To do:
Check every line for the word "Triangular" and give the number of lines where it occurs, nothing else.

Record excerpts:
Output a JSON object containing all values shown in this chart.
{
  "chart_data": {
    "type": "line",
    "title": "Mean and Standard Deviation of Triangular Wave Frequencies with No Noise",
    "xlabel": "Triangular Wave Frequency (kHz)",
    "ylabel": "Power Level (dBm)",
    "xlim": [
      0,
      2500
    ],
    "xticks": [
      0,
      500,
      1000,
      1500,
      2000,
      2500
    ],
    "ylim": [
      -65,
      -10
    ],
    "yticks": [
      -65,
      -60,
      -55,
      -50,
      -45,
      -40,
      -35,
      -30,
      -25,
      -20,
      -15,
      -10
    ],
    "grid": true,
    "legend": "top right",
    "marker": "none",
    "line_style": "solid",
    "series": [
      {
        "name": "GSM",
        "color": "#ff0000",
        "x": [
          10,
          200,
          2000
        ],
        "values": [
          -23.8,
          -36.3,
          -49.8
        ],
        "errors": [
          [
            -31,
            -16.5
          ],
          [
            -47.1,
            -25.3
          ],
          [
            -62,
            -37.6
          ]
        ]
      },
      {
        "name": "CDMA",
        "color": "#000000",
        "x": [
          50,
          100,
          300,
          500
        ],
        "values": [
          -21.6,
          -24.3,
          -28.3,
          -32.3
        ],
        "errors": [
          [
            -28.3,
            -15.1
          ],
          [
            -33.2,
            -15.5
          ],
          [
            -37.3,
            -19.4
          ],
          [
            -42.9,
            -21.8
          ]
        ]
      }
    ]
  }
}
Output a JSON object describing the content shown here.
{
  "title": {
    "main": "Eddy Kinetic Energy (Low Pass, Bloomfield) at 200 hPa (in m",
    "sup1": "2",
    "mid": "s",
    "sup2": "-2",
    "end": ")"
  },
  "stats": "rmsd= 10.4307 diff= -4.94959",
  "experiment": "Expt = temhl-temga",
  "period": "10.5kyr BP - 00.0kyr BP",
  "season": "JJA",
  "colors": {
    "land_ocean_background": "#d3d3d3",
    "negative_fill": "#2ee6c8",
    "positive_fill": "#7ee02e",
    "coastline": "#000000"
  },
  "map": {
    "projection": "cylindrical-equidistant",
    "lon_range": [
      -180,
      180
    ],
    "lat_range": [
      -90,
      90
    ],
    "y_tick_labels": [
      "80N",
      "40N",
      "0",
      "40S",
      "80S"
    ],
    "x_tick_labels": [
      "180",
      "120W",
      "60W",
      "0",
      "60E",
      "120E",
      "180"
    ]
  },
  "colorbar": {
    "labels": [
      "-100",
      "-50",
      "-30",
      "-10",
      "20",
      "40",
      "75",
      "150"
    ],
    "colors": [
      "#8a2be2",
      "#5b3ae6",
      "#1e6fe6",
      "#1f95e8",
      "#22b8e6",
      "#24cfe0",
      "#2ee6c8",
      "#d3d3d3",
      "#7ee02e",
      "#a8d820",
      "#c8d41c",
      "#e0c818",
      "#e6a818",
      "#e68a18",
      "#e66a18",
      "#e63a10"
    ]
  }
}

Solution to this exercise:
2